INSTRUCTION: Find the string "imminent" in the data, then copy every line where it is found.

-- Begin INFORMATION SHOWN --

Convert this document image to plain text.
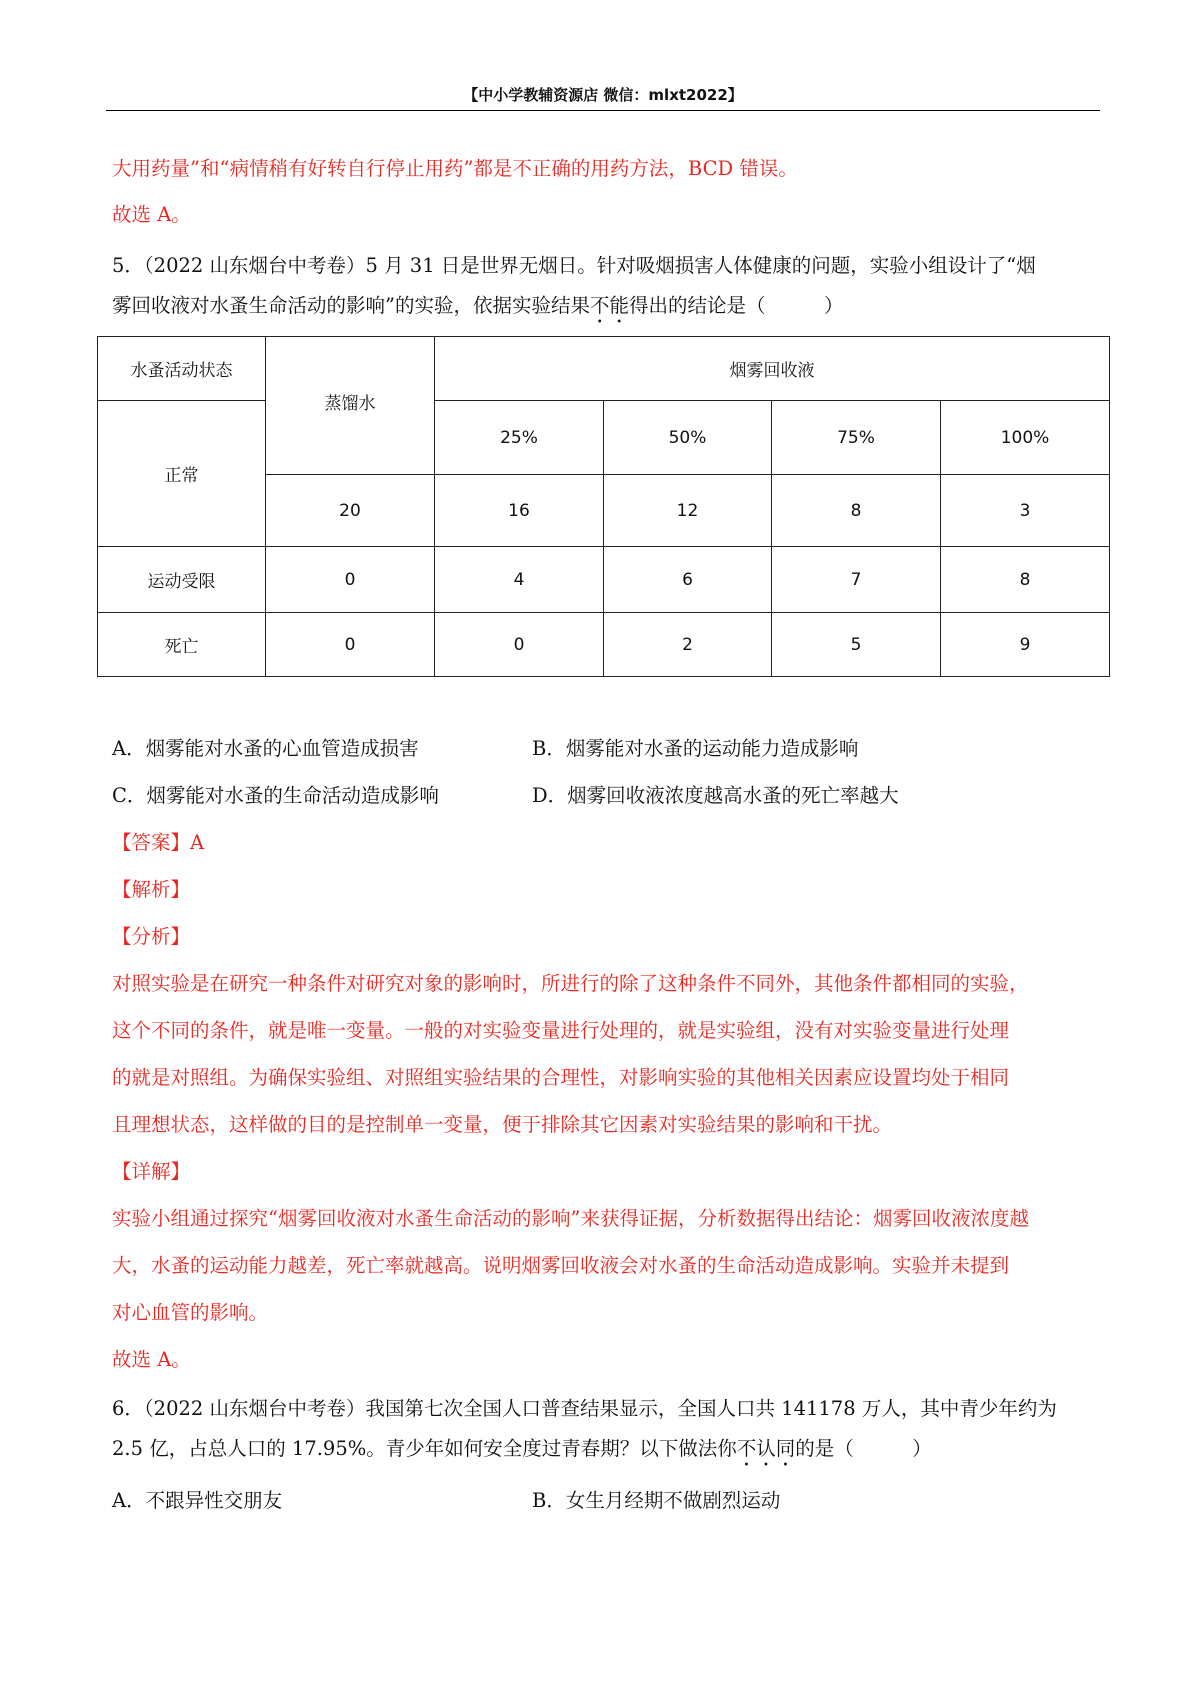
【中小学教辅资源店 微信：mlxt2022】
大用药量”和“病情稍有好转自行停止用药”都是不正确的用药方法，BCD 错误。
故选 A。
5．（2022 山东烟台中考卷）5 月 31 日是世界无烟日。针对吸烟损害人体健康的问题，实验小组设计了“烟
雾回收液对水蚤生命活动的影响”的实验，依据实验结果不能得出的结论是（　　　）
水蚤活动状态	蒸馏水	烟雾回收液			
正常		25%	50%	75%	100%
	20	16	12	8	3
运动受限	0	4	6	7	8
死亡	0	0	2	5	9
A．烟雾能对水蚤的心血管造成损害	B．烟雾能对水蚤的运动能力造成影响
C．烟雾能对水蚤的生命活动造成影响	D．烟雾回收液浓度越高水蚤的死亡率越大
【答案】A
【解析】
【分析】
对照实验是在研究一种条件对研究对象的影响时，所进行的除了这种条件不同外，其他条件都相同的实验，
这个不同的条件，就是唯一变量。一般的对实验变量进行处理的，就是实验组，没有对实验变量进行处理
的就是对照组。为确保实验组、对照组实验结果的合理性，对影响实验的其他相关因素应设置均处于相同
且理想状态，这样做的目的是控制单一变量，便于排除其它因素对实验结果的影响和干扰。
【详解】
实验小组通过探究“烟雾回收液对水蚤生命活动的影响”来获得证据，分析数据得出结论：烟雾回收液浓度越
大，水蚤的运动能力越差，死亡率就越高。说明烟雾回收液会对水蚤的生命活动造成影响。实验并未提到
对心血管的影响。
故选 A。
6．（2022 山东烟台中考卷）我国第七次全国人口普查结果显示，全国人口共 141178 万人，其中青少年约为
2.5 亿，占总人口的 17.95%。青少年如何安全度过青春期？以下做法你不认同的是（　　　）
A．不跟异性交朋友	B．女生月经期不做剧烈运动
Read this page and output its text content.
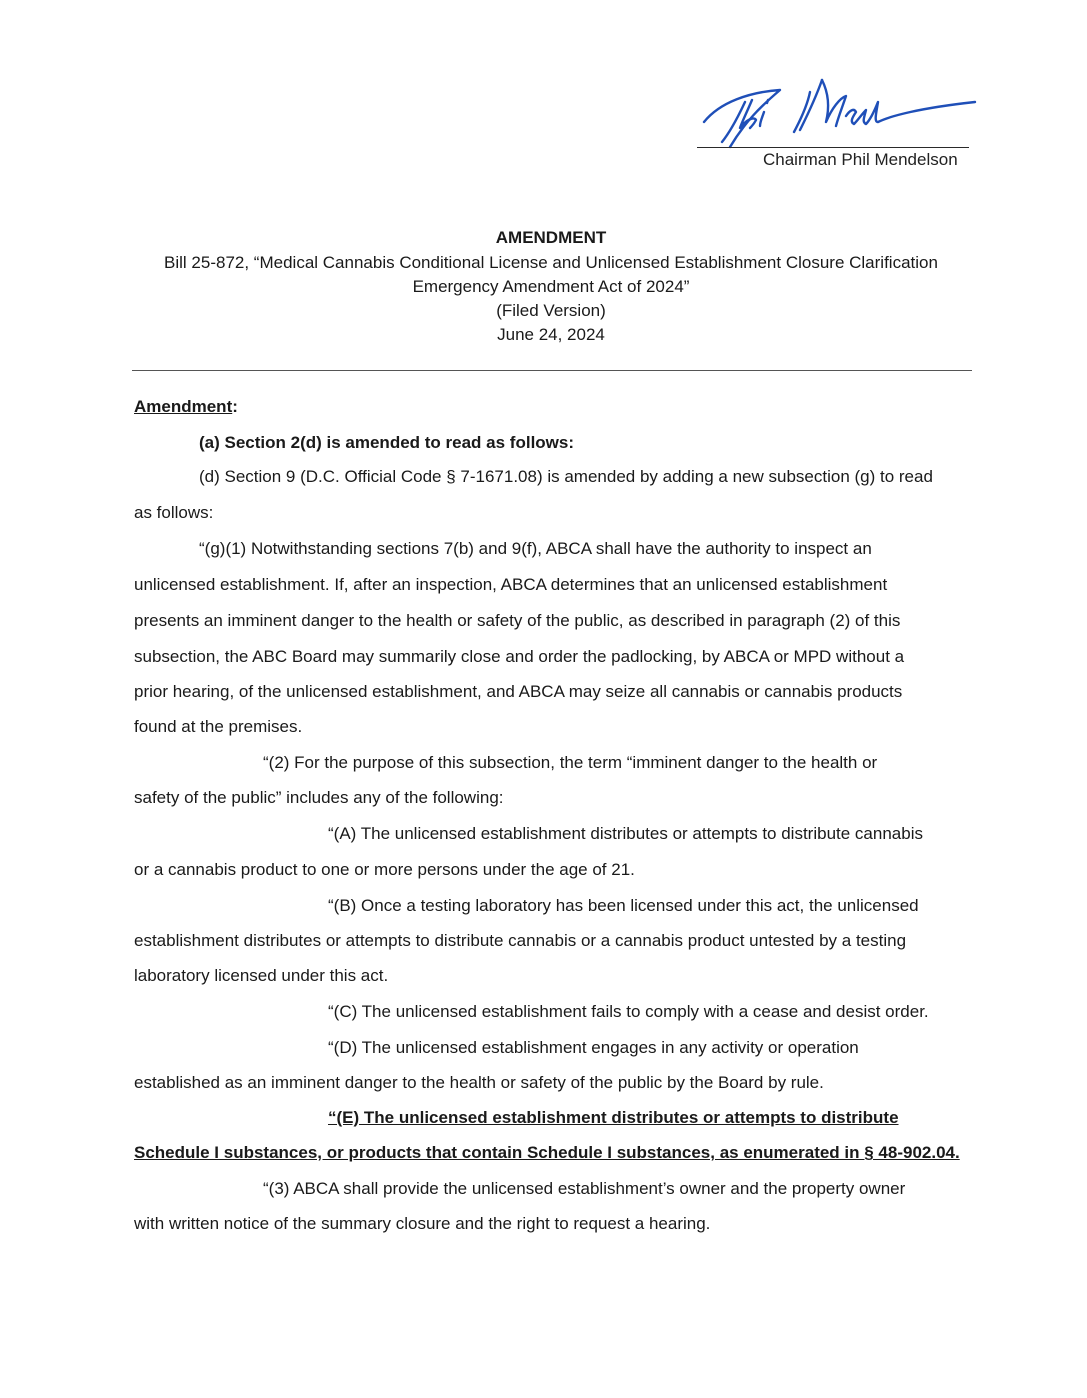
Chairman Phil Mendelson
AMENDMENT
Bill 25-872, “Medical Cannabis Conditional License and Unlicensed Establishment Closure Clarification
Emergency Amendment Act of 2024”
(Filed Version)
June 24, 2024
Amendment:
(a) Section 2(d) is amended to read as follows:
(d) Section 9 (D.C. Official Code § 7-1671.08) is amended by adding a new subsection (g) to read
as follows:
“(g)(1) Notwithstanding sections 7(b) and 9(f), ABCA shall have the authority to inspect an
unlicensed establishment. If, after an inspection, ABCA determines that an unlicensed establishment
presents an imminent danger to the health or safety of the public, as described in paragraph (2) of this
subsection, the ABC Board may summarily close and order the padlocking, by ABCA or MPD without a
prior hearing, of the unlicensed establishment, and ABCA may seize all cannabis or cannabis products
found at the premises.
“(2) For the purpose of this subsection, the term “imminent danger to the health or
safety of the public” includes any of the following:
“(A) The unlicensed establishment distributes or attempts to distribute cannabis
or a cannabis product to one or more persons under the age of 21.
“(B) Once a testing laboratory has been licensed under this act, the unlicensed
establishment distributes or attempts to distribute cannabis or a cannabis product untested by a testing
laboratory licensed under this act.
“(C) The unlicensed establishment fails to comply with a cease and desist order.
“(D) The unlicensed establishment engages in any activity or operation
established as an imminent danger to the health or safety of the public by the Board by rule.
“(E) The unlicensed establishment distributes or attempts to distribute
Schedule I substances, or products that contain Schedule I substances, as enumerated in § 48-902.04.
“(3) ABCA shall provide the unlicensed establishment’s owner and the property owner
with written notice of the summary closure and the right to request a hearing.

-- End INFORMATION SHOWN --

ANSWER FOR THE TASK:
presents an imminent danger to the health or safety of the public, as described in paragraph (2) of this
“(2) For the purpose of this subsection, the term “imminent danger to the health or
established as an imminent danger to the health or safety of the public by the Board by rule.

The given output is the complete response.